» **Exercise details**: Identify each line holding the string "left" and copy it.

» **Information supplied**:

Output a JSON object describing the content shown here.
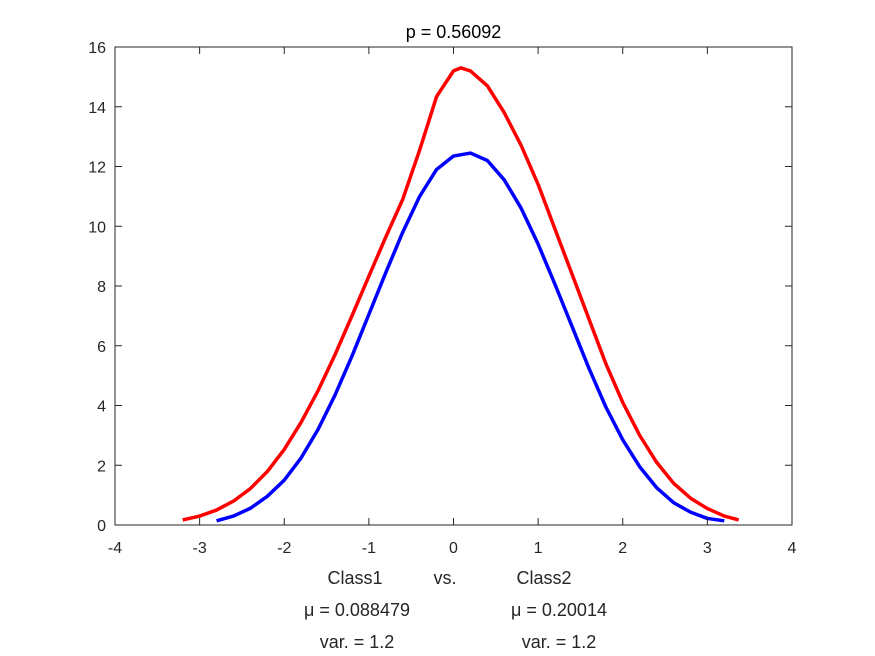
{
  "chart_data": {
    "type": "line",
    "title": "p = 0.56092",
    "xlim": [
      -4,
      4
    ],
    "ylim": [
      0,
      16
    ],
    "x_ticks": [
      "-4",
      "-3",
      "-2",
      "-1",
      "0",
      "1",
      "2",
      "3",
      "4"
    ],
    "y_ticks": [
      "0",
      "2",
      "4",
      "6",
      "8",
      "10",
      "12",
      "14",
      "16"
    ],
    "grid": false,
    "xlabel_lines": [
      {
        "left": "Class1",
        "middle": "vs.",
        "right": "Class2"
      },
      {
        "left": "μ = 0.088479",
        "right": "μ = 0.20014"
      },
      {
        "left": "var. = 1.2",
        "right": "var. = 1.2"
      }
    ],
    "series": [
      {
        "color": "#ff0000",
        "x": [
          -3.2,
          -3.0,
          -2.8,
          -2.6,
          -2.4,
          -2.2,
          -2.0,
          -1.8,
          -1.6,
          -1.4,
          -1.2,
          -1.0,
          -0.8,
          -0.6,
          -0.4,
          -0.2,
          0.0,
          0.088,
          0.2,
          0.4,
          0.6,
          0.8,
          1.0,
          1.2,
          1.4,
          1.6,
          1.8,
          2.0,
          2.2,
          2.4,
          2.6,
          2.8,
          3.0,
          3.2,
          3.37
        ],
        "y": [
          0.17,
          0.3,
          0.5,
          0.8,
          1.22,
          1.79,
          2.53,
          3.44,
          4.5,
          5.7,
          7.0,
          8.33,
          9.64,
          10.9,
          12.55,
          14.34,
          15.2,
          15.3,
          15.2,
          14.7,
          13.8,
          12.7,
          11.4,
          9.9,
          8.4,
          6.9,
          5.4,
          4.1,
          3.0,
          2.1,
          1.4,
          0.9,
          0.55,
          0.3,
          0.17
        ]
      },
      {
        "color": "#0000ff",
        "x": [
          -2.8,
          -2.6,
          -2.4,
          -2.2,
          -2.0,
          -1.8,
          -1.6,
          -1.4,
          -1.2,
          -1.0,
          -0.8,
          -0.6,
          -0.4,
          -0.2,
          0.0,
          0.2,
          0.4,
          0.6,
          0.8,
          1.0,
          1.2,
          1.4,
          1.6,
          1.8,
          2.0,
          2.2,
          2.4,
          2.6,
          2.8,
          3.0,
          3.2
        ],
        "y": [
          0.14,
          0.3,
          0.56,
          0.96,
          1.5,
          2.25,
          3.2,
          4.35,
          5.65,
          7.05,
          8.45,
          9.8,
          11.0,
          11.9,
          12.35,
          12.45,
          12.2,
          11.55,
          10.6,
          9.4,
          8.05,
          6.65,
          5.25,
          3.95,
          2.85,
          1.95,
          1.25,
          0.75,
          0.43,
          0.22,
          0.14
        ]
      }
    ]
  }
}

» **Final result**:
        "left": "Class1",
        "left": "μ = 0.088479",
        "left": "var. = 1.2",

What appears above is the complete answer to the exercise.